- _Exercise details_
Locate the word "this" in the material, then show every line that holds it.

- _Stored rows_
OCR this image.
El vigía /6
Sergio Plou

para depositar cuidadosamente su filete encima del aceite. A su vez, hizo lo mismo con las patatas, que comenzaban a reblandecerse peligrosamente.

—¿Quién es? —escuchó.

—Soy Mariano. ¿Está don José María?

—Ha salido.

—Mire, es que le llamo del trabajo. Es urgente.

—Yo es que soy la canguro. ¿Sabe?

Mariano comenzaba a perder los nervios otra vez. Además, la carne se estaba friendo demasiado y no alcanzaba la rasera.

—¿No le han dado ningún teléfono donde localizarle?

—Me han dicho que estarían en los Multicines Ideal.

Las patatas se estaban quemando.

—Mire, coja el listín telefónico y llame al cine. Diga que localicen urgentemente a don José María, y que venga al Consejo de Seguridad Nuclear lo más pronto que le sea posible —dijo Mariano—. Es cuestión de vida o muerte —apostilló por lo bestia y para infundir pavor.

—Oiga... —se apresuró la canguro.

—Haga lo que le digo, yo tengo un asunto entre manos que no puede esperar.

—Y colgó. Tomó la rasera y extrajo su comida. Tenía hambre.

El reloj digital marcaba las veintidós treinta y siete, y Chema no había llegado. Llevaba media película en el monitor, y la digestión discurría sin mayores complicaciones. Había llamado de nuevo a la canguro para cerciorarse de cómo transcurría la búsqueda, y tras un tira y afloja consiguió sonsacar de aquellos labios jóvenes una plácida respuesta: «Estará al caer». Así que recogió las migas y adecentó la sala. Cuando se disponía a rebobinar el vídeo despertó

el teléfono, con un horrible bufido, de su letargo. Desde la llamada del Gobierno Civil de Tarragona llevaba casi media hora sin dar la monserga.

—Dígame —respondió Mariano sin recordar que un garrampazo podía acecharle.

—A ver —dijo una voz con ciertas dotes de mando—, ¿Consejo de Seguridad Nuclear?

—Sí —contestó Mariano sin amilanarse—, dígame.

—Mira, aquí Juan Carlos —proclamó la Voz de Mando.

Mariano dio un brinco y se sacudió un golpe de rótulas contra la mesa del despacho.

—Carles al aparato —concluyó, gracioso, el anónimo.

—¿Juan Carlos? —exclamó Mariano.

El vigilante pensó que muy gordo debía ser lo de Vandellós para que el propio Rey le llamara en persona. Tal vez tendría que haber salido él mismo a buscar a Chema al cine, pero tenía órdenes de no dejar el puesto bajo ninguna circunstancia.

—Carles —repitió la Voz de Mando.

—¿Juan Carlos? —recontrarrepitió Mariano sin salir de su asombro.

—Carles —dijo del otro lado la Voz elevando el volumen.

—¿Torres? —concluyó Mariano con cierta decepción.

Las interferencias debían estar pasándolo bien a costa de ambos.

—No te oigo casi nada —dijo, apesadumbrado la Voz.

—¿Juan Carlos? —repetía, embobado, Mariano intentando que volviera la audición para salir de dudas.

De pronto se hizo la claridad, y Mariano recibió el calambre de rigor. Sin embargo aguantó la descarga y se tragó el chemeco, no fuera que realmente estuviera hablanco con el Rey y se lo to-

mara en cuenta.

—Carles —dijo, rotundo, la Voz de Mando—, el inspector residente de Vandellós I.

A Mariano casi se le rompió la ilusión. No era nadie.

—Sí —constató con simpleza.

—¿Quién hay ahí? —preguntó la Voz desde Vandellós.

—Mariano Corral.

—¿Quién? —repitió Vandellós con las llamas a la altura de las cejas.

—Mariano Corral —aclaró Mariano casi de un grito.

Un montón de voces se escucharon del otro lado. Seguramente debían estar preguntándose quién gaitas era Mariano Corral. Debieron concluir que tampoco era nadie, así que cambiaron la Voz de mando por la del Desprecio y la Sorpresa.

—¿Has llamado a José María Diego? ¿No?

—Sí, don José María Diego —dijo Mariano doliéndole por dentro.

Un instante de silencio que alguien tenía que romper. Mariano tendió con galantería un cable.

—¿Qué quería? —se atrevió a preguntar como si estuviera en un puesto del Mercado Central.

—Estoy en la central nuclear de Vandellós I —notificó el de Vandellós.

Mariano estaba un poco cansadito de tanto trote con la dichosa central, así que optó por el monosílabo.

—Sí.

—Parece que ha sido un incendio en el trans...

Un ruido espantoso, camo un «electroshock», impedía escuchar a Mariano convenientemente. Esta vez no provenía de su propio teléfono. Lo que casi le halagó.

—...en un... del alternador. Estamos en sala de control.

==

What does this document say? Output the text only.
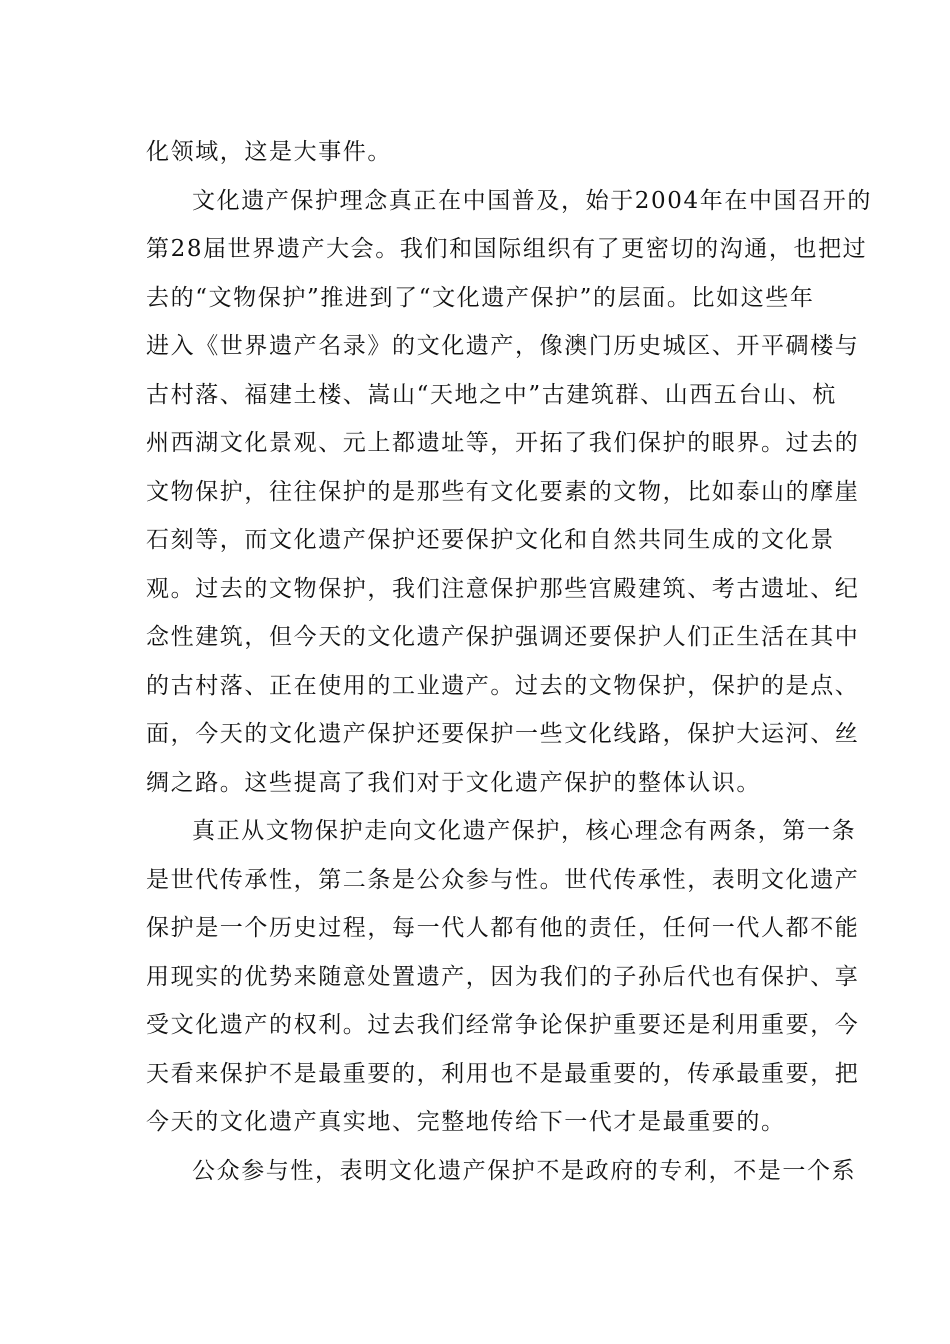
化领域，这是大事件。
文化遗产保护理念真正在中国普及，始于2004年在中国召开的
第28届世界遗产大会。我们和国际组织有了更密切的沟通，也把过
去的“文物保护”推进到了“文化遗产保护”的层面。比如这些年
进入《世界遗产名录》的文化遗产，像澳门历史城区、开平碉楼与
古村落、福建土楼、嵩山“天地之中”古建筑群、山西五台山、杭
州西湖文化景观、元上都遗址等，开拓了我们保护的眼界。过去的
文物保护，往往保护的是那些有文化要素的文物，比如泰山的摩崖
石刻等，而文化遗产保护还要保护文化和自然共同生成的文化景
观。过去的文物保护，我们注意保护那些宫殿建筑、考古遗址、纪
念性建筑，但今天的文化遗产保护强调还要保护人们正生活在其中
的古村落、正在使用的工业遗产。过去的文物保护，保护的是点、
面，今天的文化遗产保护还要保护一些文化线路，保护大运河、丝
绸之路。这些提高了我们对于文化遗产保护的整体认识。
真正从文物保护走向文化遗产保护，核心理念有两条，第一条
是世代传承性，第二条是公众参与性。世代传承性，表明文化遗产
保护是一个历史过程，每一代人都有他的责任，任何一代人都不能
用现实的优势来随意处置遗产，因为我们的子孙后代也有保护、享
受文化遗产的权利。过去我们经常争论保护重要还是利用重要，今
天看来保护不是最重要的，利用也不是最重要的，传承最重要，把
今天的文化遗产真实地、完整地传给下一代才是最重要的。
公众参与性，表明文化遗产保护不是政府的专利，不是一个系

- _The solution_
OCR this image.
What does this document say? Output the text only.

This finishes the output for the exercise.